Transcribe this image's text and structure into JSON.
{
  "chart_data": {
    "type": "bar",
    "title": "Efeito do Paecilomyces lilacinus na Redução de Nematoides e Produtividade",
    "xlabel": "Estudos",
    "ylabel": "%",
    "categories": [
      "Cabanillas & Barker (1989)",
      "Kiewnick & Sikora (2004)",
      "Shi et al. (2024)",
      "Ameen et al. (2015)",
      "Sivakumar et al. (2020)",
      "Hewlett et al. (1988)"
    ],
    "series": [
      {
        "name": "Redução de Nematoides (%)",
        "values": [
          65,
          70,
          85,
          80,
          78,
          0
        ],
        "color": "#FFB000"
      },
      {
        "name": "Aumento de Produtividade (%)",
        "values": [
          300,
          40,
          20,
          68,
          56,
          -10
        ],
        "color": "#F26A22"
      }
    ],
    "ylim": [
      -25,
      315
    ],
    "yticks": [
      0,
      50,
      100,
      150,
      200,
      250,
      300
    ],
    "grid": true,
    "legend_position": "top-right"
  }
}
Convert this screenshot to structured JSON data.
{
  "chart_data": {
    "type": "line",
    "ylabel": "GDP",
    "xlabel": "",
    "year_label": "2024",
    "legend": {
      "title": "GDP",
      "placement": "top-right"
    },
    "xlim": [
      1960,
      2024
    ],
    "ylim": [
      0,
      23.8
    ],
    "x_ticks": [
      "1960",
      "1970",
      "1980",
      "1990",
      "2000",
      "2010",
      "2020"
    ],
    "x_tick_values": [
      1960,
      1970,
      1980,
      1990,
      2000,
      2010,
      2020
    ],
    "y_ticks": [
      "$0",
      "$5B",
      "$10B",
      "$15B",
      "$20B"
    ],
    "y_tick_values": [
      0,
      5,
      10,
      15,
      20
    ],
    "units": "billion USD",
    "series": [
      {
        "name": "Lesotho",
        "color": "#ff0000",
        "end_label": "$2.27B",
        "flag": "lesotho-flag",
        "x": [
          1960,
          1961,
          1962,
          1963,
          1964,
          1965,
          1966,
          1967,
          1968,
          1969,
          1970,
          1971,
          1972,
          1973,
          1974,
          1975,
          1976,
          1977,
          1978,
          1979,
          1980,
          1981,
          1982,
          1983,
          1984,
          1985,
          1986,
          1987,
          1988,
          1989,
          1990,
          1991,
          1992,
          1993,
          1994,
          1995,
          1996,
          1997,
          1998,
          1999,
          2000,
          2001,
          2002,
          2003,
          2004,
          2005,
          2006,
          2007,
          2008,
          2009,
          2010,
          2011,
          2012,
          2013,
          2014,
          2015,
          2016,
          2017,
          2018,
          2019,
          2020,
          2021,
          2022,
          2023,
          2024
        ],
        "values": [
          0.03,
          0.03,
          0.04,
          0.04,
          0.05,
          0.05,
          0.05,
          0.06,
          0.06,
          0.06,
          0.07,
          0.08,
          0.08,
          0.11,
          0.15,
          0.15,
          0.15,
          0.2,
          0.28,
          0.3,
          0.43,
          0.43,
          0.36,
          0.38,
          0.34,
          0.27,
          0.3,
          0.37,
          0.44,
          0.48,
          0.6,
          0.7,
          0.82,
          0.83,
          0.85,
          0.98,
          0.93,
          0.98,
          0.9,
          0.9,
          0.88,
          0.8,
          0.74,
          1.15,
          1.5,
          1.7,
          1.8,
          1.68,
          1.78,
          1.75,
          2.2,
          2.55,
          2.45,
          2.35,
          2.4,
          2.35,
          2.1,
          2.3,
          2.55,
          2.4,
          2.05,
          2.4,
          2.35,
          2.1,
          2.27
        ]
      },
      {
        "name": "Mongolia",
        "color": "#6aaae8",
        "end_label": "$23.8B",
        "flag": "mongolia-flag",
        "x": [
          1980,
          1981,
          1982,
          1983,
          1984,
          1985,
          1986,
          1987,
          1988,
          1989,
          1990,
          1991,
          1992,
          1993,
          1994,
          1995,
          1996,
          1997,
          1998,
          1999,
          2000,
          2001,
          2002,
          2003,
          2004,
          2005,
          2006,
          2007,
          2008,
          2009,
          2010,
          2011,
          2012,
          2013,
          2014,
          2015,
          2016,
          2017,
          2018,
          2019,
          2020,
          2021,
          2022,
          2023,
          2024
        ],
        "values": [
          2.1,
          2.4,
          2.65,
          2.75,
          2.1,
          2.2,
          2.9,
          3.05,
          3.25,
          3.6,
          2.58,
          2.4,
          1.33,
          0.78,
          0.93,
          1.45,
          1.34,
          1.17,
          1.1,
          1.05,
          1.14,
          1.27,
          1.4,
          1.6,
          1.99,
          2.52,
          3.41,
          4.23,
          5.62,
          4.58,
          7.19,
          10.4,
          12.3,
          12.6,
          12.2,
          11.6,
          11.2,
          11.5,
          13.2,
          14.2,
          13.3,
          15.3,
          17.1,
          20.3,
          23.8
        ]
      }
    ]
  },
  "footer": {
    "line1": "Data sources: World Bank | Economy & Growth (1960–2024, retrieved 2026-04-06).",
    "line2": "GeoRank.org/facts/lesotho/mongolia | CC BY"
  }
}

== Given problem ==
Set out every line from the material that contains the string "right".

== Output for this exercise ==
    "legend_position": "top-right"
      "placement": "top-right"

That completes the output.